━━ DATA PROVIDED ━━
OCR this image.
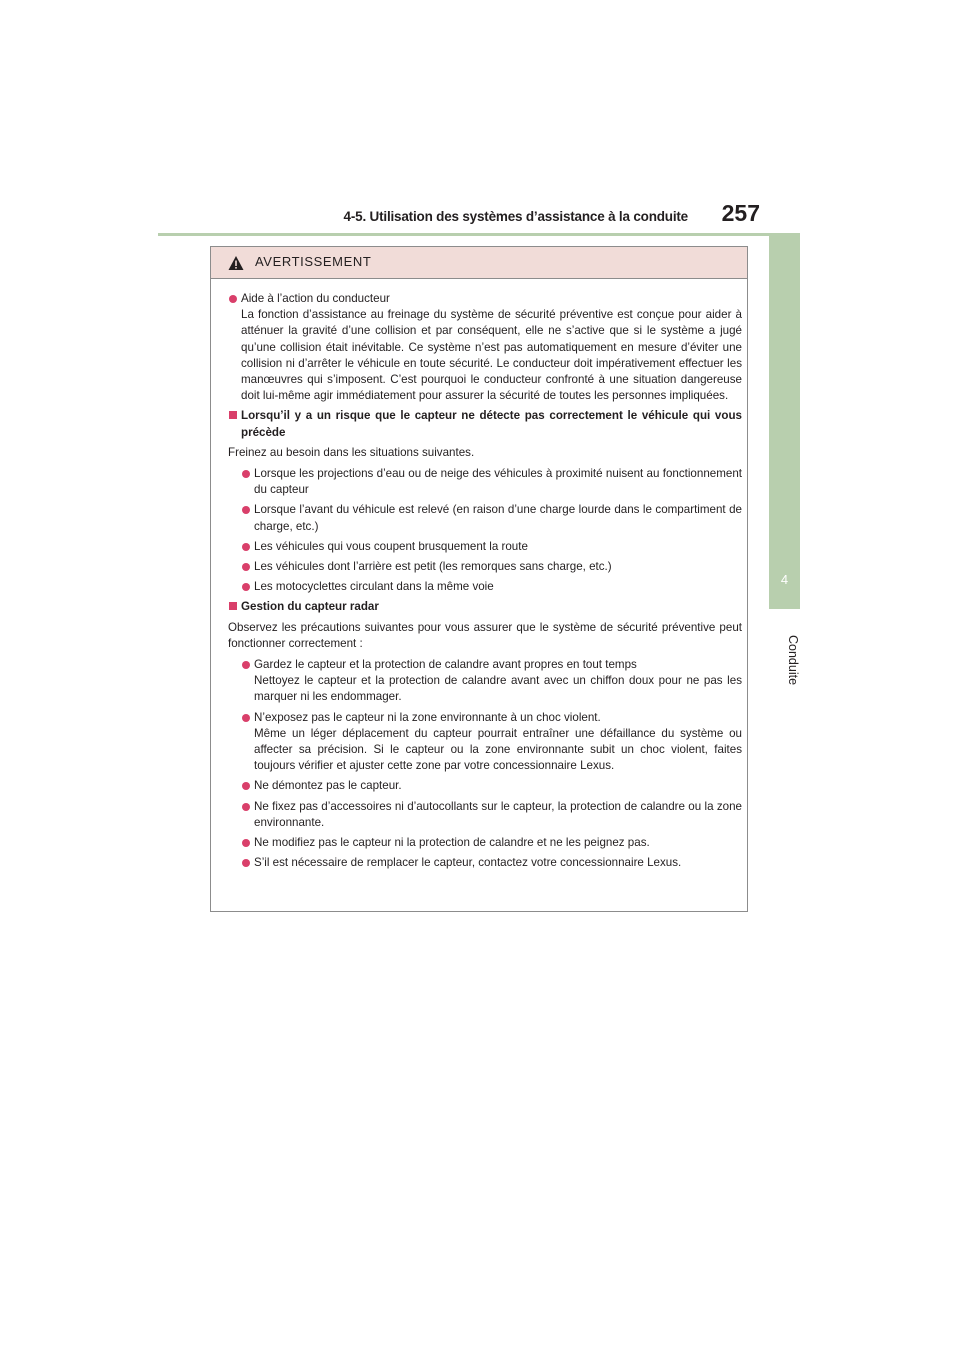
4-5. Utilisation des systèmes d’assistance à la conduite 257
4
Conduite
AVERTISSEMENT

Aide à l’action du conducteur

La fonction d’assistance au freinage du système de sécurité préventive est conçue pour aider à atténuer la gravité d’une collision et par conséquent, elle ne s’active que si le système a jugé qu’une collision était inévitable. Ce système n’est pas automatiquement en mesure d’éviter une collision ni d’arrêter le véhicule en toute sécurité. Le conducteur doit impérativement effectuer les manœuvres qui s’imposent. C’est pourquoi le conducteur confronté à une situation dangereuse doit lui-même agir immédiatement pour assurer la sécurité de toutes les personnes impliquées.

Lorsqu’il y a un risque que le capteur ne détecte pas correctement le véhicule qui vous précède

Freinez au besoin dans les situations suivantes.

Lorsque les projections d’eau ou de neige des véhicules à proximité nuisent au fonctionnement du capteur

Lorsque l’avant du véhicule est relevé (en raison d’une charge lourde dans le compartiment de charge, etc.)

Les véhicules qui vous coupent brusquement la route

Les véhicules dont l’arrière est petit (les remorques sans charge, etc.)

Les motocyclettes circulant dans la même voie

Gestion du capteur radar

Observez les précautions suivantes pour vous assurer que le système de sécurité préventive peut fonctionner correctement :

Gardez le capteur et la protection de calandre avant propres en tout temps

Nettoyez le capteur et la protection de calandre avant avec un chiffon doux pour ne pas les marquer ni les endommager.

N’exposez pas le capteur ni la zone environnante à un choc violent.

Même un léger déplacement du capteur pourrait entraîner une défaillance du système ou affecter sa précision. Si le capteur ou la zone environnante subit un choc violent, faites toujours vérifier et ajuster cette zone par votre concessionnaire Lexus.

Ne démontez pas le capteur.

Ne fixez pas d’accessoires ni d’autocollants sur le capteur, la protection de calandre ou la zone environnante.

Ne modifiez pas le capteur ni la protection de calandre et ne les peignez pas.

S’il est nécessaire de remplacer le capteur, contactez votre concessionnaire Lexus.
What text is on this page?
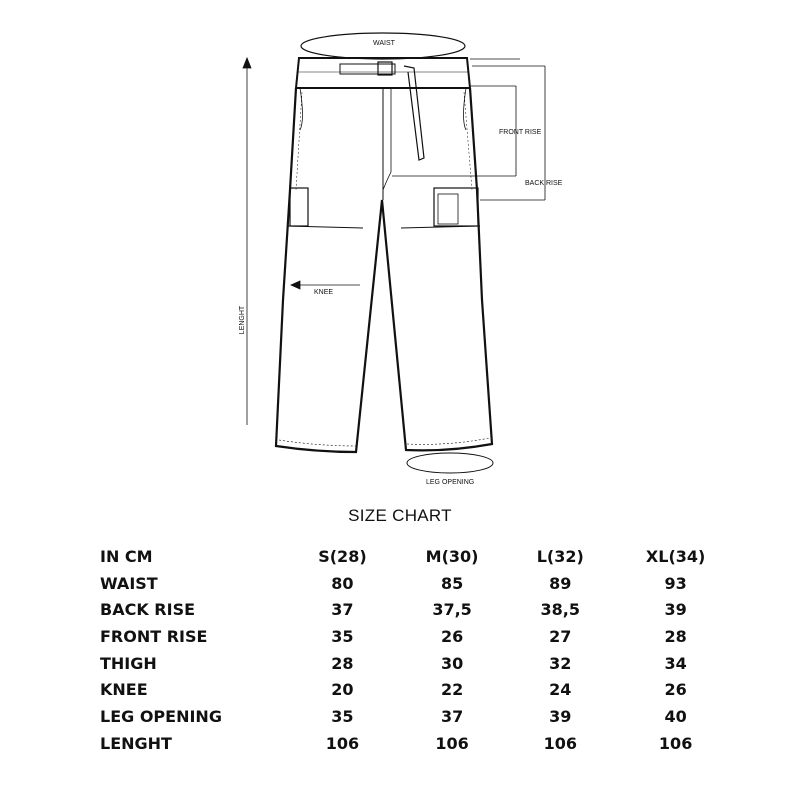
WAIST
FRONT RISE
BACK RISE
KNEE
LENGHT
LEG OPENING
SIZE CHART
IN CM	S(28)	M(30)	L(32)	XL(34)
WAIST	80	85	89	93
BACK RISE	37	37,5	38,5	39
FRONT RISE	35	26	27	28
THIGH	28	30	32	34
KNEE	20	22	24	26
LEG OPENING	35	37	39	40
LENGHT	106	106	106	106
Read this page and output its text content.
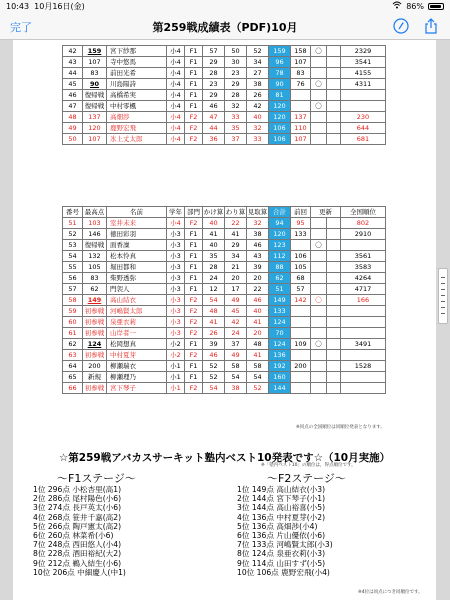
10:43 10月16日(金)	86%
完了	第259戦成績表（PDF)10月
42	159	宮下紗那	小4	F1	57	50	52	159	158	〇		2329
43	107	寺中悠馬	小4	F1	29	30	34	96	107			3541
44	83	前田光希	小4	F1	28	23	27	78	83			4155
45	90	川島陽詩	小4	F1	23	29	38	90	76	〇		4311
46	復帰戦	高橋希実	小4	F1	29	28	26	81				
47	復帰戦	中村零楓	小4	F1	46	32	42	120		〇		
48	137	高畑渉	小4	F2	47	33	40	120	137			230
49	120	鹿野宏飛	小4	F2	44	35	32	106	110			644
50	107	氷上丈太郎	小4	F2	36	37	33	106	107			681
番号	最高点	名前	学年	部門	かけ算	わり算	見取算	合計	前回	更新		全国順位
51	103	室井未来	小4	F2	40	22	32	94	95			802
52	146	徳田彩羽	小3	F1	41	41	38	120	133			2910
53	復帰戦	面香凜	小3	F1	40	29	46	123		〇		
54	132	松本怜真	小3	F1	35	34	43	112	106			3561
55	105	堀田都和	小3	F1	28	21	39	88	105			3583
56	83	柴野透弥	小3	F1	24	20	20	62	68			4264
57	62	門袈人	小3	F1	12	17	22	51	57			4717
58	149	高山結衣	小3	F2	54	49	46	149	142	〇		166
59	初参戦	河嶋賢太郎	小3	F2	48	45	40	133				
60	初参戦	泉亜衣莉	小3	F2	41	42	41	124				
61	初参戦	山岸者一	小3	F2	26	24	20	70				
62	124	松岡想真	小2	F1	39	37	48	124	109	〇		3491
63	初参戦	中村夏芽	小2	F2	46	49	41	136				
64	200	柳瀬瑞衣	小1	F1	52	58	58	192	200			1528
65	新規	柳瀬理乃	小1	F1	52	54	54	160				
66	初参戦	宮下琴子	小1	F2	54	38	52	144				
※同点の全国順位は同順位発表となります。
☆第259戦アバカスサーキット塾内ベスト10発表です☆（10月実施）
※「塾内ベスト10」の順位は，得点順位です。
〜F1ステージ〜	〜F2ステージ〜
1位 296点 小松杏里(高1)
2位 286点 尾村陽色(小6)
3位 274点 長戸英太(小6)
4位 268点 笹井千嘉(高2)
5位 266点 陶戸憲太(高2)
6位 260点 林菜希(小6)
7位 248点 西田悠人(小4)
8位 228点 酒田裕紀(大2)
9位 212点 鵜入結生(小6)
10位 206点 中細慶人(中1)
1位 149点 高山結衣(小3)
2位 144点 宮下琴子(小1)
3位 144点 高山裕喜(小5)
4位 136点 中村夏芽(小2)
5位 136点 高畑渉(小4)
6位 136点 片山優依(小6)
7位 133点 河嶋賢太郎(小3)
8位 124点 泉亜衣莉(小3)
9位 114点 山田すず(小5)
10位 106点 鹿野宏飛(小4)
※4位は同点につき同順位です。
━━━
THE PROBLEM: Strip the images and reproduce the remaining records precisely.

PROBLEM SOLUTION:
OCR this image.
4-5. Utilisation des systèmes d’assistance à la conduite 257
4
Conduite
AVERTISSEMENT

Aide à l’action du conducteur

La fonction d’assistance au freinage du système de sécurité préventive est conçue pour aider à atténuer la gravité d’une collision et par conséquent, elle ne s’active que si le système a jugé qu’une collision était inévitable. Ce système n’est pas automatiquement en mesure d’éviter une collision ni d’arrêter le véhicule en toute sécurité. Le conducteur doit impérativement effectuer les manœuvres qui s’imposent. C’est pourquoi le conducteur confronté à une situation dangereuse doit lui-même agir immédiatement pour assurer la sécurité de toutes les personnes impliquées.

Lorsqu’il y a un risque que le capteur ne détecte pas correctement le véhicule qui vous précède

Freinez au besoin dans les situations suivantes.

Lorsque les projections d’eau ou de neige des véhicules à proximité nuisent au fonctionnement du capteur

Lorsque l’avant du véhicule est relevé (en raison d’une charge lourde dans le compartiment de charge, etc.)

Les véhicules qui vous coupent brusquement la route

Les véhicules dont l’arrière est petit (les remorques sans charge, etc.)

Les motocyclettes circulant dans la même voie

Gestion du capteur radar

Observez les précautions suivantes pour vous assurer que le système de sécurité préventive peut fonctionner correctement :

Gardez le capteur et la protection de calandre avant propres en tout temps

Nettoyez le capteur et la protection de calandre avant avec un chiffon doux pour ne pas les marquer ni les endommager.

N’exposez pas le capteur ni la zone environnante à un choc violent.

Même un léger déplacement du capteur pourrait entraîner une défaillance du système ou affecter sa précision. Si le capteur ou la zone environnante subit un choc violent, faites toujours vérifier et ajuster cette zone par votre concessionnaire Lexus.

Ne démontez pas le capteur.

Ne fixez pas d’accessoires ni d’autocollants sur le capteur, la protection de calandre ou la zone environnante.

Ne modifiez pas le capteur ni la protection de calandre et ne les peignez pas.

S’il est nécessaire de remplacer le capteur, contactez votre concessionnaire Lexus.
What text is on this page?
WAIST
FRONT RISE
BACK RISE
KNEE
LENGHT
LEG OPENING
SIZE CHART
IN CM	S(28)	M(30)	L(32)	XL(34)
WAIST	80	85	89	93
BACK RISE	37	37,5	38,5	39
FRONT RISE	35	26	27	28
THIGH	28	30	32	34
KNEE	20	22	24	26
LEG OPENING	35	37	39	40
LENGHT	106	106	106	106
Read this page and output its text content.
10:43 10月16日(金)	86%
完了	第259戦成績表（PDF)10月
42	159	宮下紗那	小4	F1	57	50	52	159	158	〇		2329
43	107	寺中悠馬	小4	F1	29	30	34	96	107			3541
44	83	前田光希	小4	F1	28	23	27	78	83			4155
45	90	川島陽詩	小4	F1	23	29	38	90	76	〇		4311
46	復帰戦	高橋希実	小4	F1	29	28	26	81				
47	復帰戦	中村零楓	小4	F1	46	32	42	120		〇		
48	137	高畑渉	小4	F2	47	33	40	120	137			230
49	120	鹿野宏飛	小4	F2	44	35	32	106	110			644
50	107	氷上丈太郎	小4	F2	36	37	33	106	107			681
番号	最高点	名前	学年	部門	かけ算	わり算	見取算	合計	前回	更新		全国順位
51	103	室井未来	小4	F2	40	22	32	94	95			802
52	146	徳田彩羽	小3	F1	41	41	38	120	133			2910
53	復帰戦	面香凜	小3	F1	40	29	46	123		〇		
54	132	松本怜真	小3	F1	35	34	43	112	106			3561
55	105	堀田都和	小3	F1	28	21	39	88	105			3583
56	83	柴野透弥	小3	F1	24	20	20	62	68			4264
57	62	門袈人	小3	F1	12	17	22	51	57			4717
58	149	高山結衣	小3	F2	54	49	46	149	142	〇		166
59	初参戦	河嶋賢太郎	小3	F2	48	45	40	133				
60	初参戦	泉亜衣莉	小3	F2	41	42	41	124				
61	初参戦	山岸者一	小3	F2	26	24	20	70				
62	124	松岡想真	小2	F1	39	37	48	124	109	〇		3491
63	初参戦	中村夏芽	小2	F2	46	49	41	136				
64	200	柳瀬瑞衣	小1	F1	52	58	58	192	200			1528
65	新規	柳瀬理乃	小1	F1	52	54	54	160				
66	初参戦	宮下琴子	小1	F2	54	38	52	144				
※同点の全国順位は同順位発表となります。
☆第259戦アバカスサーキット塾内ベスト10発表です☆（10月実施）
※「塾内ベスト10」の順位は，得点順位です。
〜F1ステージ〜	〜F2ステージ〜
1位 296点 小松杏里(高1)
2位 286点 尾村陽色(小6)
3位 274点 長戸英太(小6)
4位 268点 笹井千嘉(高2)
5位 266点 陶戸憲太(高2)
6位 260点 林菜希(小6)
7位 248点 西田悠人(小4)
8位 228点 酒田裕紀(大2)
9位 212点 鵜入結生(小6)
10位 206点 中細慶人(中1)
1位 149点 高山結衣(小3)
2位 144点 宮下琴子(小1)
3位 144点 高山裕喜(小5)
4位 136点 中村夏芽(小2)
5位 136点 高畑渉(小4)
6位 136点 片山優依(小6)
7位 133点 河嶋賢太郎(小3)
8位 124点 泉亜衣莉(小3)
9位 114点 山田すず(小5)
10位 106点 鹿野宏飛(小4)
※4位は同点につき同順位です。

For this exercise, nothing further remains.